| EXERCISE DESCRIPTION |
Transcribe the material below exactly as it appears.

| DATA PROVIDED |
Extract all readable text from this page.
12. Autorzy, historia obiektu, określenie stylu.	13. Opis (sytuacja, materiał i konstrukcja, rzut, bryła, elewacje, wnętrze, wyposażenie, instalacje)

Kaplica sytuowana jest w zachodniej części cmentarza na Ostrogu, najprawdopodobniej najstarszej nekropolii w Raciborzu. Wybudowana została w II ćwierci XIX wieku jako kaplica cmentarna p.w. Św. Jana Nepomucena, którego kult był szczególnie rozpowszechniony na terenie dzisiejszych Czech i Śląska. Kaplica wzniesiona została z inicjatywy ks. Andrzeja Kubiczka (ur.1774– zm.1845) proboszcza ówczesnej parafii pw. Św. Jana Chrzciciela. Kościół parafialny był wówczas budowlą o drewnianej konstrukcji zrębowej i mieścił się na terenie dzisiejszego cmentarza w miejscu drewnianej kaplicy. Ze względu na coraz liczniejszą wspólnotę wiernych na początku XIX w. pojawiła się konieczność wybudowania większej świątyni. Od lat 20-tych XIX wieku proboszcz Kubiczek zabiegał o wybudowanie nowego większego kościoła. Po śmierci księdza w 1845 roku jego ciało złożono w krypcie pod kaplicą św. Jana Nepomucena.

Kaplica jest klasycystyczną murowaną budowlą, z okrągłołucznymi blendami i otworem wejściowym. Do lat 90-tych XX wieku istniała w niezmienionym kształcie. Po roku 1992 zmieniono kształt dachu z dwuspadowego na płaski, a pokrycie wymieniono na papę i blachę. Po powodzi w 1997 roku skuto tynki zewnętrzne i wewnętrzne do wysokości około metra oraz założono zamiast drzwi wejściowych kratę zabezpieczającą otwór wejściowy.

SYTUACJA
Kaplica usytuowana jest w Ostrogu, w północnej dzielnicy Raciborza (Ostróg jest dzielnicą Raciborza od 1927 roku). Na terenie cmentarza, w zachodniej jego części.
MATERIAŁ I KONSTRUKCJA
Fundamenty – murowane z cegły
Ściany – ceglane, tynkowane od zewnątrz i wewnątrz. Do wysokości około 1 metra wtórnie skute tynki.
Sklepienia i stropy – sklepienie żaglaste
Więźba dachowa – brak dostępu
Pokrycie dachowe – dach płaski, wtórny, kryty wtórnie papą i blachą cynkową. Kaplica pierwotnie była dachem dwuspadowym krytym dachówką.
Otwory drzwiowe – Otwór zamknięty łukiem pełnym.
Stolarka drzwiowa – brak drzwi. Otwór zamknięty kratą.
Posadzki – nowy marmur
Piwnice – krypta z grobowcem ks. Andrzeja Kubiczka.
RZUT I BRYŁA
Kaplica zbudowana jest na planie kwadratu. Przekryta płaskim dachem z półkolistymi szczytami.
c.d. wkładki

| RESPONSE TO THE EXERCISE |
Extract all readable text from this page.
12. Autorzy, historia obiektu, określenie stylu.	13. Opis (sytuacja, materiał i konstrukcja, rzut, bryła, elewacje, wnętrze, wyposażenie, instalacje)

Kaplica sytuowana jest w zachodniej części cmentarza na Ostrogu, najprawdopodobniej najstarszej nekropolii w Raciborzu. Wybudowana została w II ćwierci XIX wieku jako kaplica cmentarna p.w. Św. Jana Nepomucena, którego kult był szczególnie rozpowszechniony na terenie dzisiejszych Czech i Śląska. Kaplica wzniesiona została z inicjatywy ks. Andrzeja Kubiczka (ur.1774– zm.1845) proboszcza ówczesnej parafii pw. Św. Jana Chrzciciela. Kościół parafialny był wówczas budowlą o drewnianej konstrukcji zrębowej i mieścił się na terenie dzisiejszego cmentarza w miejscu drewnianej kaplicy. Ze względu na coraz liczniejszą wspólnotę wiernych na początku XIX w. pojawiła się konieczność wybudowania większej świątyni. Od lat 20-tych XIX wieku proboszcz Kubiczek zabiegał o wybudowanie nowego większego kościoła. Po śmierci księdza w 1845 roku jego ciało złożono w krypcie pod kaplicą św. Jana Nepomucena.

Kaplica jest klasycystyczną murowaną budowlą, z okrągłołucznymi blendami i otworem wejściowym. Do lat 90-tych XX wieku istniała w niezmienionym kształcie. Po roku 1992 zmieniono kształt dachu z dwuspadowego na płaski, a pokrycie wymieniono na papę i blachę. Po powodzi w 1997 roku skuto tynki zewnętrzne i wewnętrzne do wysokości około metra oraz założono zamiast drzwi wejściowych kratę zabezpieczającą otwór wejściowy.

SYTUACJA
Kaplica usytuowana jest w Ostrogu, w północnej dzielnicy Raciborza (Ostróg jest dzielnicą Raciborza od 1927 roku). Na terenie cmentarza, w zachodniej jego części.
MATERIAŁ I KONSTRUKCJA
Fundamenty – murowane z cegły
Ściany – ceglane, tynkowane od zewnątrz i wewnątrz. Do wysokości około 1 metra wtórnie skute tynki.
Sklepienia i stropy – sklepienie żaglaste
Więźba dachowa – brak dostępu
Pokrycie dachowe – dach płaski, wtórny, kryty wtórnie papą i blachą cynkową. Kaplica pierwotnie była dachem dwuspadowym krytym dachówką.
Otwory drzwiowe – Otwór zamknięty łukiem pełnym.
Stolarka drzwiowa – brak drzwi. Otwór zamknięty kratą.
Posadzki – nowy marmur
Piwnice – krypta z grobowcem ks. Andrzeja Kubiczka.
RZUT I BRYŁA
Kaplica zbudowana jest na planie kwadratu. Przekryta płaskim dachem z półkolistymi szczytami.
c.d. wkładki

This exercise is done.